● **GIVEN TASK**
Can you quote the records below in full, word for word?

[Stored data]
───

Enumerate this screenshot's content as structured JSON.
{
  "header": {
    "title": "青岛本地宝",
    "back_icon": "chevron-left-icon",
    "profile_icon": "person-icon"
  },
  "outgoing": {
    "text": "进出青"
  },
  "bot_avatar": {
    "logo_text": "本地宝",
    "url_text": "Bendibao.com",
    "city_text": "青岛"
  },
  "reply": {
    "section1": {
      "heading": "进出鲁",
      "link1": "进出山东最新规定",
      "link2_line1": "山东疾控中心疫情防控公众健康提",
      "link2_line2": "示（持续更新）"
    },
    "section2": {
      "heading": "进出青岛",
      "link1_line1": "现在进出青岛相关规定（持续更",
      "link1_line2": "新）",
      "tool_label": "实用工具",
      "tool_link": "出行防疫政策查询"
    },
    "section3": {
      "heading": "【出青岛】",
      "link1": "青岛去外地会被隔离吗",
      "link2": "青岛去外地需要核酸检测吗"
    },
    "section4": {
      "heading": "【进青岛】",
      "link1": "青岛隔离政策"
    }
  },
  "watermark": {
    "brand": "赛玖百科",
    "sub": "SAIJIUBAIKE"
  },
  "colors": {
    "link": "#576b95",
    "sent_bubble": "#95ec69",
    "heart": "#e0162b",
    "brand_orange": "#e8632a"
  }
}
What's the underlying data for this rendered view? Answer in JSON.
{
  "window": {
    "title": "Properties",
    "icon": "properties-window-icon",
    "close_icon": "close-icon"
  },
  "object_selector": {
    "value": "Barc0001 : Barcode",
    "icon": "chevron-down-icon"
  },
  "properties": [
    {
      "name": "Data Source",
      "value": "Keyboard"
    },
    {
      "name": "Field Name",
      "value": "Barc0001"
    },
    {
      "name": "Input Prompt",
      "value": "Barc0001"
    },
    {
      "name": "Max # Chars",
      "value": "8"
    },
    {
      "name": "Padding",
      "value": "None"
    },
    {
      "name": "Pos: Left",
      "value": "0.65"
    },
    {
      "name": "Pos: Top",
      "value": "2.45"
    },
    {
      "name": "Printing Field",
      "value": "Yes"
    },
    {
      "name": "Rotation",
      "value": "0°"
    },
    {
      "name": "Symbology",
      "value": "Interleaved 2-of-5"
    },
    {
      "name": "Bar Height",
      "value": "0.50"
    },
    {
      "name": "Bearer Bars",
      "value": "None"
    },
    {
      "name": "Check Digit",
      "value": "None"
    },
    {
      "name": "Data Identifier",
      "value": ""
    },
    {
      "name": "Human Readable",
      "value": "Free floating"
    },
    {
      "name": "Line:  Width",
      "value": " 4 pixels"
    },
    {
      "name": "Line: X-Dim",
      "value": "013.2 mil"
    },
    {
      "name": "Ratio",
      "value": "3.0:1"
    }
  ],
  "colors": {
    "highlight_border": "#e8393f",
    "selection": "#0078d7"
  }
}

───

● **WRITTEN SOLUTION**
Enumerate this screenshot's content as structured JSON.
{
  "header": {
    "title": "青岛本地宝",
    "back_icon": "chevron-left-icon",
    "profile_icon": "person-icon"
  },
  "outgoing": {
    "text": "进出青"
  },
  "bot_avatar": {
    "logo_text": "本地宝",
    "url_text": "Bendibao.com",
    "city_text": "青岛"
  },
  "reply": {
    "section1": {
      "heading": "进出鲁",
      "link1": "进出山东最新规定",
      "link2_line1": "山东疾控中心疫情防控公众健康提",
      "link2_line2": "示（持续更新）"
    },
    "section2": {
      "heading": "进出青岛",
      "link1_line1": "现在进出青岛相关规定（持续更",
      "link1_line2": "新）",
      "tool_label": "实用工具",
      "tool_link": "出行防疫政策查询"
    },
    "section3": {
      "heading": "【出青岛】",
      "link1": "青岛去外地会被隔离吗",
      "link2": "青岛去外地需要核酸检测吗"
    },
    "section4": {
      "heading": "【进青岛】",
      "link1": "青岛隔离政策"
    }
  },
  "watermark": {
    "brand": "赛玖百科",
    "sub": "SAIJIUBAIKE"
  },
  "colors": {
    "link": "#576b95",
    "sent_bubble": "#95ec69",
    "heart": "#e0162b",
    "brand_orange": "#e8632a"
  }
}
What's the underlying data for this rendered view? Answer in JSON.
{
  "window": {
    "title": "Properties",
    "icon": "properties-window-icon",
    "close_icon": "close-icon"
  },
  "object_selector": {
    "value": "Barc0001 : Barcode",
    "icon": "chevron-down-icon"
  },
  "properties": [
    {
      "name": "Data Source",
      "value": "Keyboard"
    },
    {
      "name": "Field Name",
      "value": "Barc0001"
    },
    {
      "name": "Input Prompt",
      "value": "Barc0001"
    },
    {
      "name": "Max # Chars",
      "value": "8"
    },
    {
      "name": "Padding",
      "value": "None"
    },
    {
      "name": "Pos: Left",
      "value": "0.65"
    },
    {
      "name": "Pos: Top",
      "value": "2.45"
    },
    {
      "name": "Printing Field",
      "value": "Yes"
    },
    {
      "name": "Rotation",
      "value": "0°"
    },
    {
      "name": "Symbology",
      "value": "Interleaved 2-of-5"
    },
    {
      "name": "Bar Height",
      "value": "0.50"
    },
    {
      "name": "Bearer Bars",
      "value": "None"
    },
    {
      "name": "Check Digit",
      "value": "None"
    },
    {
      "name": "Data Identifier",
      "value": ""
    },
    {
      "name": "Human Readable",
      "value": "Free floating"
    },
    {
      "name": "Line:  Width",
      "value": " 4 pixels"
    },
    {
      "name": "Line: X-Dim",
      "value": "013.2 mil"
    },
    {
      "name": "Ratio",
      "value": "3.0:1"
    }
  ],
  "colors": {
    "highlight_border": "#e8393f",
    "selection": "#0078d7"
  }
}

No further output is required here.